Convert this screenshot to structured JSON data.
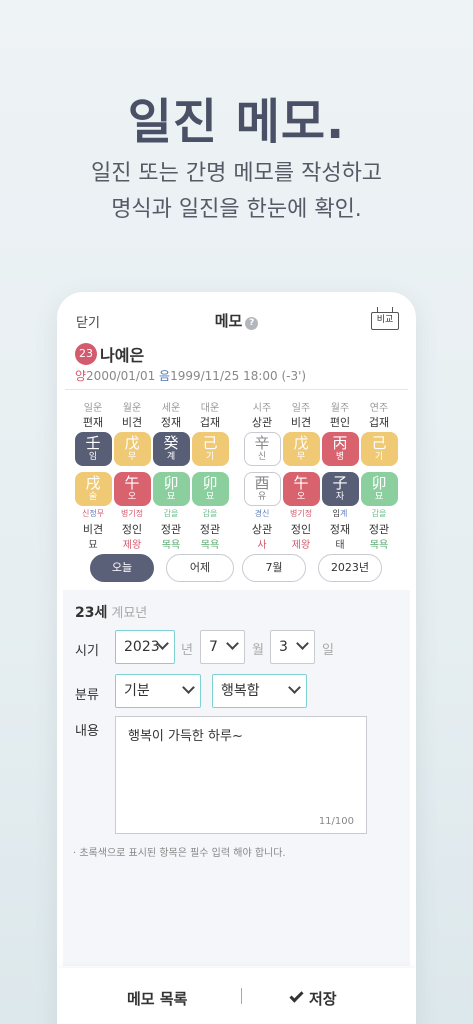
{
  "hero": {
    "title": "일진 메모.",
    "subtitle_line1": "일진 또는 간명 메모를 작성하고",
    "subtitle_line2": "명식과 일진을 한눈에 확인."
  },
  "topbar": {
    "close_label": "닫기",
    "title": "메모",
    "help_icon": "?",
    "compare_label": "비교"
  },
  "profile": {
    "age_badge": "23",
    "name": "나예은",
    "yang_prefix": "양",
    "solar_date": "2000/01/01",
    "eum_prefix": "음",
    "lunar_datetime": "1999/11/25 18:00 (-3')"
  },
  "columns": [
    {
      "label": "일운",
      "top_ten": "편재",
      "top_hanja": "壬",
      "top_kor": "임",
      "top_color": "#595e77",
      "top_outline": false,
      "bot_hanja": "戌",
      "bot_kor": "술",
      "bot_color": "#efc974",
      "bot_outline": false,
      "sub": [
        {
          "t": "신",
          "c": "r"
        },
        {
          "t": "정",
          "c": "b"
        },
        {
          "t": "무",
          "c": "r"
        }
      ],
      "bot_ten": "비견",
      "stage": "묘",
      "stage_color": "dark"
    },
    {
      "label": "월운",
      "top_ten": "비견",
      "top_hanja": "戊",
      "top_kor": "무",
      "top_color": "#efc974",
      "top_outline": false,
      "bot_hanja": "午",
      "bot_kor": "오",
      "bot_color": "#d9626f",
      "bot_outline": false,
      "sub": [
        {
          "t": "병",
          "c": "r"
        },
        {
          "t": "기",
          "c": "r"
        },
        {
          "t": "정",
          "c": "r"
        }
      ],
      "bot_ten": "정인",
      "stage": "제왕",
      "stage_color": "red"
    },
    {
      "label": "세운",
      "top_ten": "정재",
      "top_hanja": "癸",
      "top_kor": "계",
      "top_color": "#595e77",
      "top_outline": false,
      "bot_hanja": "卯",
      "bot_kor": "묘",
      "bot_color": "#8ccf9f",
      "bot_outline": false,
      "sub": [
        {
          "t": "갑",
          "c": "g"
        },
        {
          "t": "을",
          "c": "g"
        }
      ],
      "bot_ten": "정관",
      "stage": "목욕",
      "stage_color": "green"
    },
    {
      "label": "대운",
      "top_ten": "겁재",
      "top_hanja": "己",
      "top_kor": "기",
      "top_color": "#efc974",
      "top_outline": false,
      "bot_hanja": "卯",
      "bot_kor": "묘",
      "bot_color": "#8ccf9f",
      "bot_outline": false,
      "sub": [
        {
          "t": "갑",
          "c": "g"
        },
        {
          "t": "을",
          "c": "g"
        }
      ],
      "bot_ten": "정관",
      "stage": "목욕",
      "stage_color": "green"
    },
    {
      "label": "시주",
      "top_ten": "상관",
      "top_hanja": "辛",
      "top_kor": "신",
      "top_color": "#ffffff",
      "top_outline": true,
      "bot_hanja": "酉",
      "bot_kor": "유",
      "bot_color": "#ffffff",
      "bot_outline": true,
      "sub": [
        {
          "t": "경",
          "c": "b"
        },
        {
          "t": "신",
          "c": "b"
        }
      ],
      "bot_ten": "상관",
      "stage": "사",
      "stage_color": "red"
    },
    {
      "label": "일주",
      "top_ten": "비견",
      "top_hanja": "戊",
      "top_kor": "무",
      "top_color": "#efc974",
      "top_outline": false,
      "bot_hanja": "午",
      "bot_kor": "오",
      "bot_color": "#d9626f",
      "bot_outline": false,
      "sub": [
        {
          "t": "병",
          "c": "r"
        },
        {
          "t": "기",
          "c": "r"
        },
        {
          "t": "정",
          "c": "r"
        }
      ],
      "bot_ten": "정인",
      "stage": "제왕",
      "stage_color": "red"
    },
    {
      "label": "월주",
      "top_ten": "편인",
      "top_hanja": "丙",
      "top_kor": "병",
      "top_color": "#d9626f",
      "top_outline": false,
      "bot_hanja": "子",
      "bot_kor": "자",
      "bot_color": "#595e77",
      "bot_outline": false,
      "sub": [
        {
          "t": "임",
          "c": "n"
        },
        {
          "t": "계",
          "c": "b"
        }
      ],
      "bot_ten": "정재",
      "stage": "태",
      "stage_color": "dark"
    },
    {
      "label": "연주",
      "top_ten": "겁재",
      "top_hanja": "己",
      "top_kor": "기",
      "top_color": "#efc974",
      "top_outline": false,
      "bot_hanja": "卯",
      "bot_kor": "묘",
      "bot_color": "#8ccf9f",
      "bot_outline": false,
      "sub": [
        {
          "t": "갑",
          "c": "g"
        },
        {
          "t": "을",
          "c": "g"
        }
      ],
      "bot_ten": "정관",
      "stage": "목욕",
      "stage_color": "green"
    }
  ],
  "pills": [
    {
      "label": "오늘",
      "active": true
    },
    {
      "label": "어제",
      "active": false
    },
    {
      "label": "7월",
      "active": false
    },
    {
      "label": "2023년",
      "active": false
    }
  ],
  "form": {
    "age": "23세",
    "year_name": "계묘년",
    "period_label": "시기",
    "year_value": "2023",
    "year_unit": "년",
    "month_value": "7",
    "month_unit": "월",
    "day_value": "3",
    "day_unit": "일",
    "category_label": "분류",
    "category_value": "기분",
    "subcategory_value": "행복함",
    "content_label": "내용",
    "content_value": "행복이 가득한 하루~",
    "counter": "11/100",
    "hint": "· 초록색으로 표시된 항목은 필수 입력 해야 합니다."
  },
  "bottom": {
    "list_label": "메모 목록",
    "save_label": "저장"
  }
}
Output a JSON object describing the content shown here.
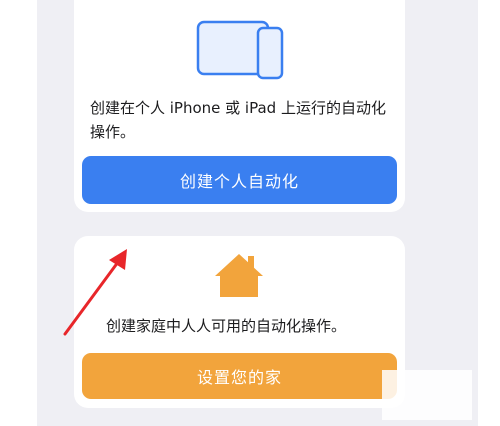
{
  "personal_card": {
    "icon": "iphone-ipad-icon",
    "description": "创建在个人 iPhone 或 iPad 上运行的自动化操作。",
    "button_label": "创建个人自动化"
  },
  "home_card": {
    "icon": "house-icon",
    "description": "创建家庭中人人可用的自动化操作。",
    "button_label": "设置您的家"
  },
  "annotation": {
    "icon": "red-arrow-icon"
  },
  "colors": {
    "background": "#efeff4",
    "card": "#ffffff",
    "personal_button": "#3a7ff0",
    "home_button": "#f2a43c",
    "device_outline": "#3a7ff0",
    "house": "#f2a43c",
    "arrow": "#e8262a"
  }
}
+ + + +
**SHORT EXERCISE**
Your task is to return the entries above exactly, with no pictures.

**RESULT**
Convert this screenshot to structured JSON data.
{
  "hero": {
    "title": "일진 메모.",
    "subtitle_line1": "일진 또는 간명 메모를 작성하고",
    "subtitle_line2": "명식과 일진을 한눈에 확인."
  },
  "topbar": {
    "close_label": "닫기",
    "title": "메모",
    "help_icon": "?",
    "compare_label": "비교"
  },
  "profile": {
    "age_badge": "23",
    "name": "나예은",
    "yang_prefix": "양",
    "solar_date": "2000/01/01",
    "eum_prefix": "음",
    "lunar_datetime": "1999/11/25 18:00 (-3')"
  },
  "columns": [
    {
      "label": "일운",
      "top_ten": "편재",
      "top_hanja": "壬",
      "top_kor": "임",
      "top_color": "#595e77",
      "top_outline": false,
      "bot_hanja": "戌",
      "bot_kor": "술",
      "bot_color": "#efc974",
      "bot_outline": false,
      "sub": [
        {
          "t": "신",
          "c": "r"
        },
        {
          "t": "정",
          "c": "b"
        },
        {
          "t": "무",
          "c": "r"
        }
      ],
      "bot_ten": "비견",
      "stage": "묘",
      "stage_color": "dark"
    },
    {
      "label": "월운",
      "top_ten": "비견",
      "top_hanja": "戊",
      "top_kor": "무",
      "top_color": "#efc974",
      "top_outline": false,
      "bot_hanja": "午",
      "bot_kor": "오",
      "bot_color": "#d9626f",
      "bot_outline": false,
      "sub": [
        {
          "t": "병",
          "c": "r"
        },
        {
          "t": "기",
          "c": "r"
        },
        {
          "t": "정",
          "c": "r"
        }
      ],
      "bot_ten": "정인",
      "stage": "제왕",
      "stage_color": "red"
    },
    {
      "label": "세운",
      "top_ten": "정재",
      "top_hanja": "癸",
      "top_kor": "계",
      "top_color": "#595e77",
      "top_outline": false,
      "bot_hanja": "卯",
      "bot_kor": "묘",
      "bot_color": "#8ccf9f",
      "bot_outline": false,
      "sub": [
        {
          "t": "갑",
          "c": "g"
        },
        {
          "t": "을",
          "c": "g"
        }
      ],
      "bot_ten": "정관",
      "stage": "목욕",
      "stage_color": "green"
    },
    {
      "label": "대운",
      "top_ten": "겁재",
      "top_hanja": "己",
      "top_kor": "기",
      "top_color": "#efc974",
      "top_outline": false,
      "bot_hanja": "卯",
      "bot_kor": "묘",
      "bot_color": "#8ccf9f",
      "bot_outline": false,
      "sub": [
        {
          "t": "갑",
          "c": "g"
        },
        {
          "t": "을",
          "c": "g"
        }
      ],
      "bot_ten": "정관",
      "stage": "목욕",
      "stage_color": "green"
    },
    {
      "label": "시주",
      "top_ten": "상관",
      "top_hanja": "辛",
      "top_kor": "신",
      "top_color": "#ffffff",
      "top_outline": true,
      "bot_hanja": "酉",
      "bot_kor": "유",
      "bot_color": "#ffffff",
      "bot_outline": true,
      "sub": [
        {
          "t": "경",
          "c": "b"
        },
        {
          "t": "신",
          "c": "b"
        }
      ],
      "bot_ten": "상관",
      "stage": "사",
      "stage_color": "red"
    },
    {
      "label": "일주",
      "top_ten": "비견",
      "top_hanja": "戊",
      "top_kor": "무",
      "top_color": "#efc974",
      "top_outline": false,
      "bot_hanja": "午",
      "bot_kor": "오",
      "bot_color": "#d9626f",
      "bot_outline": false,
      "sub": [
        {
          "t": "병",
          "c": "r"
        },
        {
          "t": "기",
          "c": "r"
        },
        {
          "t": "정",
          "c": "r"
        }
      ],
      "bot_ten": "정인",
      "stage": "제왕",
      "stage_color": "red"
    },
    {
      "label": "월주",
      "top_ten": "편인",
      "top_hanja": "丙",
      "top_kor": "병",
      "top_color": "#d9626f",
      "top_outline": false,
      "bot_hanja": "子",
      "bot_kor": "자",
      "bot_color": "#595e77",
      "bot_outline": false,
      "sub": [
        {
          "t": "임",
          "c": "n"
        },
        {
          "t": "계",
          "c": "b"
        }
      ],
      "bot_ten": "정재",
      "stage": "태",
      "stage_color": "dark"
    },
    {
      "label": "연주",
      "top_ten": "겁재",
      "top_hanja": "己",
      "top_kor": "기",
      "top_color": "#efc974",
      "top_outline": false,
      "bot_hanja": "卯",
      "bot_kor": "묘",
      "bot_color": "#8ccf9f",
      "bot_outline": false,
      "sub": [
        {
          "t": "갑",
          "c": "g"
        },
        {
          "t": "을",
          "c": "g"
        }
      ],
      "bot_ten": "정관",
      "stage": "목욕",
      "stage_color": "green"
    }
  ],
  "pills": [
    {
      "label": "오늘",
      "active": true
    },
    {
      "label": "어제",
      "active": false
    },
    {
      "label": "7월",
      "active": false
    },
    {
      "label": "2023년",
      "active": false
    }
  ],
  "form": {
    "age": "23세",
    "year_name": "계묘년",
    "period_label": "시기",
    "year_value": "2023",
    "year_unit": "년",
    "month_value": "7",
    "month_unit": "월",
    "day_value": "3",
    "day_unit": "일",
    "category_label": "분류",
    "category_value": "기분",
    "subcategory_value": "행복함",
    "content_label": "내용",
    "content_value": "행복이 가득한 하루~",
    "counter": "11/100",
    "hint": "· 초록색으로 표시된 항목은 필수 입력 해야 합니다."
  },
  "bottom": {
    "list_label": "메모 목록",
    "save_label": "저장"
  }
}
Output a JSON object describing the content shown here.
{
  "personal_card": {
    "icon": "iphone-ipad-icon",
    "description": "创建在个人 iPhone 或 iPad 上运行的自动化操作。",
    "button_label": "创建个人自动化"
  },
  "home_card": {
    "icon": "house-icon",
    "description": "创建家庭中人人可用的自动化操作。",
    "button_label": "设置您的家"
  },
  "annotation": {
    "icon": "red-arrow-icon"
  },
  "colors": {
    "background": "#efeff4",
    "card": "#ffffff",
    "personal_button": "#3a7ff0",
    "home_button": "#f2a43c",
    "device_outline": "#3a7ff0",
    "house": "#f2a43c",
    "arrow": "#e8262a"
  }
}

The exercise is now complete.